— begin AVAILABLE DATA —

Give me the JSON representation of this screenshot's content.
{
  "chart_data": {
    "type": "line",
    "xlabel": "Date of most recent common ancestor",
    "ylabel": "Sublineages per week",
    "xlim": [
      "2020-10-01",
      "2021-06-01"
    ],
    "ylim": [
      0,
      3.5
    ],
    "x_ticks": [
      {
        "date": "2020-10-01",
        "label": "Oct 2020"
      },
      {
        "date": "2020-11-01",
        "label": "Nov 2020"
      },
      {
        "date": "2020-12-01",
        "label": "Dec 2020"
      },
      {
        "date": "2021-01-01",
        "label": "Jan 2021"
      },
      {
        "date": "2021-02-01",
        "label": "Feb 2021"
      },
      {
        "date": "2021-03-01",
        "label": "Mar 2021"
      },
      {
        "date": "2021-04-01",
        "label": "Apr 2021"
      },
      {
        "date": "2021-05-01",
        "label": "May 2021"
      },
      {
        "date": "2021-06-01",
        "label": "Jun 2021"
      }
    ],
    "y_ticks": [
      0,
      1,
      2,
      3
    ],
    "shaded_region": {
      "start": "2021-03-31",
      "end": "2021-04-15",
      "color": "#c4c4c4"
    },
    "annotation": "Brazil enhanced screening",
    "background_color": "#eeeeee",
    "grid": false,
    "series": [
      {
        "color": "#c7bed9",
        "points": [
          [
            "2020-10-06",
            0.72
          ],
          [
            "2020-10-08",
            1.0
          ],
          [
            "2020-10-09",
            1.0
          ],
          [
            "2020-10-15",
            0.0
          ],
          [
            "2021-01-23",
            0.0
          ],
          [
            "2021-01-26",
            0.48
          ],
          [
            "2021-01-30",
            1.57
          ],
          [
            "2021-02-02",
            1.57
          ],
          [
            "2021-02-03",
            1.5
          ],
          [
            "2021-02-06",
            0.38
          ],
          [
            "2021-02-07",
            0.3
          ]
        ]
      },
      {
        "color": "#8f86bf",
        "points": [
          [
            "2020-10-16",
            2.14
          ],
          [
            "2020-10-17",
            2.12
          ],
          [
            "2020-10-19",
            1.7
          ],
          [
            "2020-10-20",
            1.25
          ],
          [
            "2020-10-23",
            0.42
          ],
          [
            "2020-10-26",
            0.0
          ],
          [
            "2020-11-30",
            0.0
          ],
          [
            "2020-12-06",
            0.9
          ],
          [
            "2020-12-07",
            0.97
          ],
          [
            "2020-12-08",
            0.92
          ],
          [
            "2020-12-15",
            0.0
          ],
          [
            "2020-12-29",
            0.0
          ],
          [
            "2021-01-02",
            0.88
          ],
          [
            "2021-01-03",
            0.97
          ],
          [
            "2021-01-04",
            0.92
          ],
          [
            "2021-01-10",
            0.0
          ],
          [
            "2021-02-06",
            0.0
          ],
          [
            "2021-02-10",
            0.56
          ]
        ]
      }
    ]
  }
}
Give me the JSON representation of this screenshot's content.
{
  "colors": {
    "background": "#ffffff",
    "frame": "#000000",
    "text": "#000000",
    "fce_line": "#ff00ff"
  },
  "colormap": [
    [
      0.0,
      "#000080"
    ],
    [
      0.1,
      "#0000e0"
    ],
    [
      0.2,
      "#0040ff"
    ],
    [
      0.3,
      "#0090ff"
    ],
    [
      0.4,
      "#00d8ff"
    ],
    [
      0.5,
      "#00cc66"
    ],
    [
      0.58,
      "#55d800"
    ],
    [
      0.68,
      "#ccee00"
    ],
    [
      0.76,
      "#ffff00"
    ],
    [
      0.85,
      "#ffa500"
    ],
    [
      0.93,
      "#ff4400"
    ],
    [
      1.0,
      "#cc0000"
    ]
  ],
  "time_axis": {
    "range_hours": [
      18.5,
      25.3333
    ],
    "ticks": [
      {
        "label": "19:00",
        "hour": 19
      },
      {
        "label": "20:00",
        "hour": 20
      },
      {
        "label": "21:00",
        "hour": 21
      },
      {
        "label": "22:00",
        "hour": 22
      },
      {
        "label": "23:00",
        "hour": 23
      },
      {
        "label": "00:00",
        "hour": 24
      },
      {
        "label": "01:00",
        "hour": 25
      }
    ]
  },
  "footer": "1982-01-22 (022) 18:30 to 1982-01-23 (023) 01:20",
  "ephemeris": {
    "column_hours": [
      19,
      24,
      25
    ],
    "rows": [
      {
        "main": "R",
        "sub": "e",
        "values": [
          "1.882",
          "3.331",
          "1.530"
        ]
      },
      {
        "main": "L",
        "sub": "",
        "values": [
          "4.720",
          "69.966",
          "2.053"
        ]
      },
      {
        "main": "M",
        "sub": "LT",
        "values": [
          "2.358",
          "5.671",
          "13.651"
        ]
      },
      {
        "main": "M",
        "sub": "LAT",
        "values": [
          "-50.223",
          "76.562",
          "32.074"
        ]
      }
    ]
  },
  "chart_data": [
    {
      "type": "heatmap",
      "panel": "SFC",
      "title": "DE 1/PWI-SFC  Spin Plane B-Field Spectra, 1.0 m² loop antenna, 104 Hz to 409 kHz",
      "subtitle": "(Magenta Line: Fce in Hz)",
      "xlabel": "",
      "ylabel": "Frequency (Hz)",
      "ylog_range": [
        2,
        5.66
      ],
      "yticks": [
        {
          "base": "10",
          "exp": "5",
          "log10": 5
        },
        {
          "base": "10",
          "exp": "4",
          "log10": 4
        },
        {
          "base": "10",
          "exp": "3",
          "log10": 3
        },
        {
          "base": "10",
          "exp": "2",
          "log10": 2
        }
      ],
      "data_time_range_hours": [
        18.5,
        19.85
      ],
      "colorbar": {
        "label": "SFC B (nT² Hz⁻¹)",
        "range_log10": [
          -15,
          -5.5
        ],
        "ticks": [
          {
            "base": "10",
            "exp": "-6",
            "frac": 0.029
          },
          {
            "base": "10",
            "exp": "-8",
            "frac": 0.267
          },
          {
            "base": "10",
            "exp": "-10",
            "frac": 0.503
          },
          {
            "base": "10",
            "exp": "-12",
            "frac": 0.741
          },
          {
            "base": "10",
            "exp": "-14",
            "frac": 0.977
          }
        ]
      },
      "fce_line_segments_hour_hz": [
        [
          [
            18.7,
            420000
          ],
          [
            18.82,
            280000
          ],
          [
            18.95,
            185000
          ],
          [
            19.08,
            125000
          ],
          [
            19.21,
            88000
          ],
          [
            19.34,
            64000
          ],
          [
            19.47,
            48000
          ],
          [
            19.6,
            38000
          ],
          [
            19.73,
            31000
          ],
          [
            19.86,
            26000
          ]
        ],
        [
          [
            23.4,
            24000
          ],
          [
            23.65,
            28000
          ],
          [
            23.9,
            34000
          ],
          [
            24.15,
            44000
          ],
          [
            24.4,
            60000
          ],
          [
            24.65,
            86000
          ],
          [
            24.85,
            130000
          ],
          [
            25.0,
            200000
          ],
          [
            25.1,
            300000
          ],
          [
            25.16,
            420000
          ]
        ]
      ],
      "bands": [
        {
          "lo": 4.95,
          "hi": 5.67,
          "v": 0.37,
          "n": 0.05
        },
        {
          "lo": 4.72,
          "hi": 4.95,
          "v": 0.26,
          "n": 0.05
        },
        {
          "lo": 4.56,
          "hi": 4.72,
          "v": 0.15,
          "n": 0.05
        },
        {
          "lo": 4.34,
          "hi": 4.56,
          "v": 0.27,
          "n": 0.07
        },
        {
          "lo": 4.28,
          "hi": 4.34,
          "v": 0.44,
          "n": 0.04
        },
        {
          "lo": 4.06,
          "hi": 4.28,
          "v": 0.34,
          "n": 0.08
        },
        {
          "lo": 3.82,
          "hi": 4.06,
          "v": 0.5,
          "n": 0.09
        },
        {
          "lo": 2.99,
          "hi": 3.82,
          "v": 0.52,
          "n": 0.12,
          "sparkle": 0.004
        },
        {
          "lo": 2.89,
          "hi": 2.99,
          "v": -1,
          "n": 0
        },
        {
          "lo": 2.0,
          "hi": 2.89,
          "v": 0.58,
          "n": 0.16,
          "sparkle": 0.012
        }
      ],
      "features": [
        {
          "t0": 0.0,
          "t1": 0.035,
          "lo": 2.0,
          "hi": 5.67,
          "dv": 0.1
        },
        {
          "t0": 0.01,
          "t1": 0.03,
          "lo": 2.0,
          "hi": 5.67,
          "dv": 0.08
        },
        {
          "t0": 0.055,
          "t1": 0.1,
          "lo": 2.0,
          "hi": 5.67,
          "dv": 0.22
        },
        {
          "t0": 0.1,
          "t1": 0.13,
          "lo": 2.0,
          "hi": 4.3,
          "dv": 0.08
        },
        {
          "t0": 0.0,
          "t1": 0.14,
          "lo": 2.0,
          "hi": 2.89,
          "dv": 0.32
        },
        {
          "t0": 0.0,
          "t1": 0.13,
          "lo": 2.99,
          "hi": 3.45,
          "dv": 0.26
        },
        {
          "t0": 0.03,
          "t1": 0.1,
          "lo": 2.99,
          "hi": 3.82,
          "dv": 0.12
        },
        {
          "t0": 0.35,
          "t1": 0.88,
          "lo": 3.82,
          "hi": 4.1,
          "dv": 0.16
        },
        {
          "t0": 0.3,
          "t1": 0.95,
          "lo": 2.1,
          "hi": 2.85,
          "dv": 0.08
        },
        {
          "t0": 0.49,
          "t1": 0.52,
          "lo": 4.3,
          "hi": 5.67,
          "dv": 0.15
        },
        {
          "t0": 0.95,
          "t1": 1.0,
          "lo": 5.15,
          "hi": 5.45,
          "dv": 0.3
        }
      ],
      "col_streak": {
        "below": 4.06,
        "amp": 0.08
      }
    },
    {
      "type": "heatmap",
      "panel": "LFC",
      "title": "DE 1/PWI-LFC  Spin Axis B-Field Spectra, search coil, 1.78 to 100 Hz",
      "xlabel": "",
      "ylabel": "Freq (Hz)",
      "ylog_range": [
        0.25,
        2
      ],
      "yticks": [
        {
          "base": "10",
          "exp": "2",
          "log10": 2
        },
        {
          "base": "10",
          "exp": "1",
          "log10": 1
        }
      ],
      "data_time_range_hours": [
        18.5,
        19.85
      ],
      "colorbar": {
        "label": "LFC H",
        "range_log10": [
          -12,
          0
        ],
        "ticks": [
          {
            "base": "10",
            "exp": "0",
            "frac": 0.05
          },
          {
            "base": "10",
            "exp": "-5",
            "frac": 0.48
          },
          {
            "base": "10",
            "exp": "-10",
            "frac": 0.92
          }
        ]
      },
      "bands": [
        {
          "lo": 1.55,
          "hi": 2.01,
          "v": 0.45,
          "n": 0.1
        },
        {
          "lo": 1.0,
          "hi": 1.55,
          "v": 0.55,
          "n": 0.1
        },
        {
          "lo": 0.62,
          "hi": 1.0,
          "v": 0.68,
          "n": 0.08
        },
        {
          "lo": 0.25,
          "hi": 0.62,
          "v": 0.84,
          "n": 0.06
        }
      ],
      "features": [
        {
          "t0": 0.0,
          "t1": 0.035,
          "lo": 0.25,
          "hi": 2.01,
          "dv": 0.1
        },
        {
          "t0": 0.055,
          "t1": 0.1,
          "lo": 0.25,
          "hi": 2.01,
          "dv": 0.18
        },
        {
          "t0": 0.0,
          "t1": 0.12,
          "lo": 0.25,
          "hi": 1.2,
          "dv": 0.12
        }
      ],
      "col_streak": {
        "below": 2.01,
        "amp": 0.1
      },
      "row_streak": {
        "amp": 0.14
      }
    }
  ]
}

— end AVAILABLE DATA —

• _YOUR TASK_
All lines holding the word "frac" should be picked out and copied.

• _WRITTEN SOLUTION_
            "frac": 0.029
            "frac": 0.267
            "frac": 0.503
            "frac": 0.741
            "frac": 0.977
            "frac": 0.05
            "frac": 0.48
            "frac": 0.92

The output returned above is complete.